** BEGIN DATASET EXCERPTS **

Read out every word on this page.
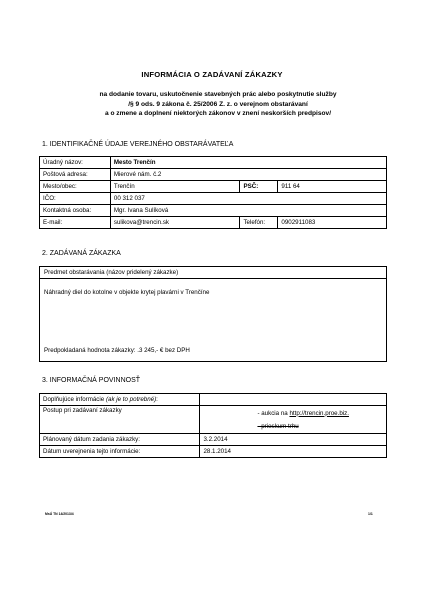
INFORMÁCIA O ZADÁVANÍ ZÁKAZKY
na dodanie tovaru, uskutočnenie stavebných prác alebo poskytnutie služby
/§ 9 ods. 9 zákona č. 25/2006 Z. z. o verejnom obstarávaní
a o zmene a doplnení niektorých zákonov v znení neskorších predpisov/
1. IDENTIFIKAČNÉ ÚDAJE VEREJNÉHO OBSTARÁVATEĽA
Úradný názov:	Mesto Trenčín		
Poštová adresa:	Mierové nám. č.2		
Mesto/obec:	Trenčín	PSČ:	911 64
IČO:	00 312 037		
Kontaktná osoba:	Mgr. Ivana Sulíková		
E-mail:	sulikova@trencin.sk	Telefón:	0902911083
2. ZADÁVANÁ ZÁKAZKA
Predmet obstarávania (názov pridelený zákazke)
Náhradný diel do kotolne v objekte krytej plavárni v Trenčíne
Predpokladaná hodnota zákazky: .3 245,- € bez DPH
3. INFORMAČNÁ POVINNOSŤ
Doplňujúce informácie (ak je to potrebné):	
Postup pri zadávaní zákazky	- aukcia na http://trencin.proe.biz.
- prieskum trhu

Plánovaný dátum zadania zákazky:	3.2.2014
Dátum uverejnenia tejto informácie:	28.1.2014
MsÚ TN 14/2013/4	1/1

** END DATASET EXCERPTS **

- _WHAT IS ASKED_
Read through the entries and copy each line in which "informácie" appears.

- _RESPONSE TO THE EXERCISE_
Doplňujúce informácie (ak je to potrebné):	
Dátum uverejnenia tejto informácie:	28.1.2014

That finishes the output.